§ Input for this task:
--------------------

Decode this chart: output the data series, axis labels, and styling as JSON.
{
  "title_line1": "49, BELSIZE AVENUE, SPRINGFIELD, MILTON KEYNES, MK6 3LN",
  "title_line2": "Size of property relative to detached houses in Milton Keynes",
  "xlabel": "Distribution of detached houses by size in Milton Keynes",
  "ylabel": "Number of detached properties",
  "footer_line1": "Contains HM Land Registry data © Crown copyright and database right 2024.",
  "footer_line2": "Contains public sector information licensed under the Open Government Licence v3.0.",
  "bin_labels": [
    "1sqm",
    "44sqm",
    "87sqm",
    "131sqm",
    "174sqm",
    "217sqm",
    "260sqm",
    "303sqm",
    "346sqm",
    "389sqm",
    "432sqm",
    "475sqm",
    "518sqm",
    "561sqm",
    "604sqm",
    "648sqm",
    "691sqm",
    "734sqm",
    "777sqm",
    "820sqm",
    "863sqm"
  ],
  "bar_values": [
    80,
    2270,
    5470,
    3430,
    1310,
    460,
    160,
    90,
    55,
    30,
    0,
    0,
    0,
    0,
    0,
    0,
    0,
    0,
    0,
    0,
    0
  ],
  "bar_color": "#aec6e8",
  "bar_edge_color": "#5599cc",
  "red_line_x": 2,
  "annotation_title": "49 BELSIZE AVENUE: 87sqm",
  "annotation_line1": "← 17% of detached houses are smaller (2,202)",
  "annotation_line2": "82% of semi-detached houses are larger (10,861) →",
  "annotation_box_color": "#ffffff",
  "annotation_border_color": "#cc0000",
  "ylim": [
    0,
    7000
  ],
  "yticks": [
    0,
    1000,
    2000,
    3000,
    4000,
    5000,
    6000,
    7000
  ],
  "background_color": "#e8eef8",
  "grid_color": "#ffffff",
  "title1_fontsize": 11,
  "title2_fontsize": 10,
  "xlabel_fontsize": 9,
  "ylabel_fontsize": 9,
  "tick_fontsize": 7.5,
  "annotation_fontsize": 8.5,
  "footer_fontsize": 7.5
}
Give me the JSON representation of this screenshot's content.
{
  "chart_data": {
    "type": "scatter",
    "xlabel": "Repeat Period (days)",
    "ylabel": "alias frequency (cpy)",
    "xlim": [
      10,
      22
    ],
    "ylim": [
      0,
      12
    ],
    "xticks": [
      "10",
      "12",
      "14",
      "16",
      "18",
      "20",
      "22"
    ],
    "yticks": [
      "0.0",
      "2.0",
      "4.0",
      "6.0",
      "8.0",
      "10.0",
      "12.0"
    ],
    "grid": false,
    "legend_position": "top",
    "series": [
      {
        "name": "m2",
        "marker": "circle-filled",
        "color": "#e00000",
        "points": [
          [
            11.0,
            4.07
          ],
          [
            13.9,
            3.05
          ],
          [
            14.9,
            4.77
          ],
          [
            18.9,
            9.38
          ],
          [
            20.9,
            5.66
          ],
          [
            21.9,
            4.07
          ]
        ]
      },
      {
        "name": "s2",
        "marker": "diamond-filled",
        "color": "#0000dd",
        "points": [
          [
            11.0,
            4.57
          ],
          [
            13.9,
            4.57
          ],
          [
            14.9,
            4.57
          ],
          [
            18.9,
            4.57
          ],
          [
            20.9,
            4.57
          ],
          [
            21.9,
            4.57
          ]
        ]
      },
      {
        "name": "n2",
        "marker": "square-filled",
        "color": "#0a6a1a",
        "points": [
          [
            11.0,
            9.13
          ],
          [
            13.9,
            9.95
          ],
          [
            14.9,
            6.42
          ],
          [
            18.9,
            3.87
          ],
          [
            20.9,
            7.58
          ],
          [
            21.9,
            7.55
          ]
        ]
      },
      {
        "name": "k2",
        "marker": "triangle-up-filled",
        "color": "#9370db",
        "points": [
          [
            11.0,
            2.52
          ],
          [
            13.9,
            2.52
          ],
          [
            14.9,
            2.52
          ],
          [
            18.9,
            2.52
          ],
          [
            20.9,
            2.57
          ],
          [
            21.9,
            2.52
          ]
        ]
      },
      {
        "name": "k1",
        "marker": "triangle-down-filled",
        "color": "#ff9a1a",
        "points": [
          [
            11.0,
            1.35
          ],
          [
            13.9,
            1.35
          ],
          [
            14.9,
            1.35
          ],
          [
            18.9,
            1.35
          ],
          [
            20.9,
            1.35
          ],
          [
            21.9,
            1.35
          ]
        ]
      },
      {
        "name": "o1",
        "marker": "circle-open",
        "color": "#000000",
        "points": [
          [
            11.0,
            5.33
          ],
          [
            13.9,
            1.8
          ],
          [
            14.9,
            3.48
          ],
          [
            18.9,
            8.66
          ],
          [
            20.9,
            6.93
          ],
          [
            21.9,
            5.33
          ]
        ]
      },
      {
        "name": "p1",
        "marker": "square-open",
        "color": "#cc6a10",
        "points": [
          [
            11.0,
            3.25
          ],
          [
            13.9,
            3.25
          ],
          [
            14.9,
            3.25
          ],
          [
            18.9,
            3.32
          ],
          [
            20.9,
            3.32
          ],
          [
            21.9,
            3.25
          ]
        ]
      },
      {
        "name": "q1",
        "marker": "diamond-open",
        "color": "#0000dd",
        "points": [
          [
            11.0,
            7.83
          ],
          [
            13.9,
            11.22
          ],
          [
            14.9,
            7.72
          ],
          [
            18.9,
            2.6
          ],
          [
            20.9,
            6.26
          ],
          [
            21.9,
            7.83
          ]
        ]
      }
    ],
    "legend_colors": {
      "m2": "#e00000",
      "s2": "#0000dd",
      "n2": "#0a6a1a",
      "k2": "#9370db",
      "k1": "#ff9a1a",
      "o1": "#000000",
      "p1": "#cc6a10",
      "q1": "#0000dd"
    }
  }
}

--------------------

§ The exercise: The records above are to be repeated exactly, in their entirety.

§ Written reply:
Decode this chart: output the data series, axis labels, and styling as JSON.
{
  "title_line1": "49, BELSIZE AVENUE, SPRINGFIELD, MILTON KEYNES, MK6 3LN",
  "title_line2": "Size of property relative to detached houses in Milton Keynes",
  "xlabel": "Distribution of detached houses by size in Milton Keynes",
  "ylabel": "Number of detached properties",
  "footer_line1": "Contains HM Land Registry data © Crown copyright and database right 2024.",
  "footer_line2": "Contains public sector information licensed under the Open Government Licence v3.0.",
  "bin_labels": [
    "1sqm",
    "44sqm",
    "87sqm",
    "131sqm",
    "174sqm",
    "217sqm",
    "260sqm",
    "303sqm",
    "346sqm",
    "389sqm",
    "432sqm",
    "475sqm",
    "518sqm",
    "561sqm",
    "604sqm",
    "648sqm",
    "691sqm",
    "734sqm",
    "777sqm",
    "820sqm",
    "863sqm"
  ],
  "bar_values": [
    80,
    2270,
    5470,
    3430,
    1310,
    460,
    160,
    90,
    55,
    30,
    0,
    0,
    0,
    0,
    0,
    0,
    0,
    0,
    0,
    0,
    0
  ],
  "bar_color": "#aec6e8",
  "bar_edge_color": "#5599cc",
  "red_line_x": 2,
  "annotation_title": "49 BELSIZE AVENUE: 87sqm",
  "annotation_line1": "← 17% of detached houses are smaller (2,202)",
  "annotation_line2": "82% of semi-detached houses are larger (10,861) →",
  "annotation_box_color": "#ffffff",
  "annotation_border_color": "#cc0000",
  "ylim": [
    0,
    7000
  ],
  "yticks": [
    0,
    1000,
    2000,
    3000,
    4000,
    5000,
    6000,
    7000
  ],
  "background_color": "#e8eef8",
  "grid_color": "#ffffff",
  "title1_fontsize": 11,
  "title2_fontsize": 10,
  "xlabel_fontsize": 9,
  "ylabel_fontsize": 9,
  "tick_fontsize": 7.5,
  "annotation_fontsize": 8.5,
  "footer_fontsize": 7.5
}
Give me the JSON representation of this screenshot's content.
{
  "chart_data": {
    "type": "scatter",
    "xlabel": "Repeat Period (days)",
    "ylabel": "alias frequency (cpy)",
    "xlim": [
      10,
      22
    ],
    "ylim": [
      0,
      12
    ],
    "xticks": [
      "10",
      "12",
      "14",
      "16",
      "18",
      "20",
      "22"
    ],
    "yticks": [
      "0.0",
      "2.0",
      "4.0",
      "6.0",
      "8.0",
      "10.0",
      "12.0"
    ],
    "grid": false,
    "legend_position": "top",
    "series": [
      {
        "name": "m2",
        "marker": "circle-filled",
        "color": "#e00000",
        "points": [
          [
            11.0,
            4.07
          ],
          [
            13.9,
            3.05
          ],
          [
            14.9,
            4.77
          ],
          [
            18.9,
            9.38
          ],
          [
            20.9,
            5.66
          ],
          [
            21.9,
            4.07
          ]
        ]
      },
      {
        "name": "s2",
        "marker": "diamond-filled",
        "color": "#0000dd",
        "points": [
          [
            11.0,
            4.57
          ],
          [
            13.9,
            4.57
          ],
          [
            14.9,
            4.57
          ],
          [
            18.9,
            4.57
          ],
          [
            20.9,
            4.57
          ],
          [
            21.9,
            4.57
          ]
        ]
      },
      {
        "name": "n2",
        "marker": "square-filled",
        "color": "#0a6a1a",
        "points": [
          [
            11.0,
            9.13
          ],
          [
            13.9,
            9.95
          ],
          [
            14.9,
            6.42
          ],
          [
            18.9,
            3.87
          ],
          [
            20.9,
            7.58
          ],
          [
            21.9,
            7.55
          ]
        ]
      },
      {
        "name": "k2",
        "marker": "triangle-up-filled",
        "color": "#9370db",
        "points": [
          [
            11.0,
            2.52
          ],
          [
            13.9,
            2.52
          ],
          [
            14.9,
            2.52
          ],
          [
            18.9,
            2.52
          ],
          [
            20.9,
            2.57
          ],
          [
            21.9,
            2.52
          ]
        ]
      },
      {
        "name": "k1",
        "marker": "triangle-down-filled",
        "color": "#ff9a1a",
        "points": [
          [
            11.0,
            1.35
          ],
          [
            13.9,
            1.35
          ],
          [
            14.9,
            1.35
          ],
          [
            18.9,
            1.35
          ],
          [
            20.9,
            1.35
          ],
          [
            21.9,
            1.35
          ]
        ]
      },
      {
        "name": "o1",
        "marker": "circle-open",
        "color": "#000000",
        "points": [
          [
            11.0,
            5.33
          ],
          [
            13.9,
            1.8
          ],
          [
            14.9,
            3.48
          ],
          [
            18.9,
            8.66
          ],
          [
            20.9,
            6.93
          ],
          [
            21.9,
            5.33
          ]
        ]
      },
      {
        "name": "p1",
        "marker": "square-open",
        "color": "#cc6a10",
        "points": [
          [
            11.0,
            3.25
          ],
          [
            13.9,
            3.25
          ],
          [
            14.9,
            3.25
          ],
          [
            18.9,
            3.32
          ],
          [
            20.9,
            3.32
          ],
          [
            21.9,
            3.25
          ]
        ]
      },
      {
        "name": "q1",
        "marker": "diamond-open",
        "color": "#0000dd",
        "points": [
          [
            11.0,
            7.83
          ],
          [
            13.9,
            11.22
          ],
          [
            14.9,
            7.72
          ],
          [
            18.9,
            2.6
          ],
          [
            20.9,
            6.26
          ],
          [
            21.9,
            7.83
          ]
        ]
      }
    ],
    "legend_colors": {
      "m2": "#e00000",
      "s2": "#0000dd",
      "n2": "#0a6a1a",
      "k2": "#9370db",
      "k1": "#ff9a1a",
      "o1": "#000000",
      "p1": "#cc6a10",
      "q1": "#0000dd"
    }
  }
}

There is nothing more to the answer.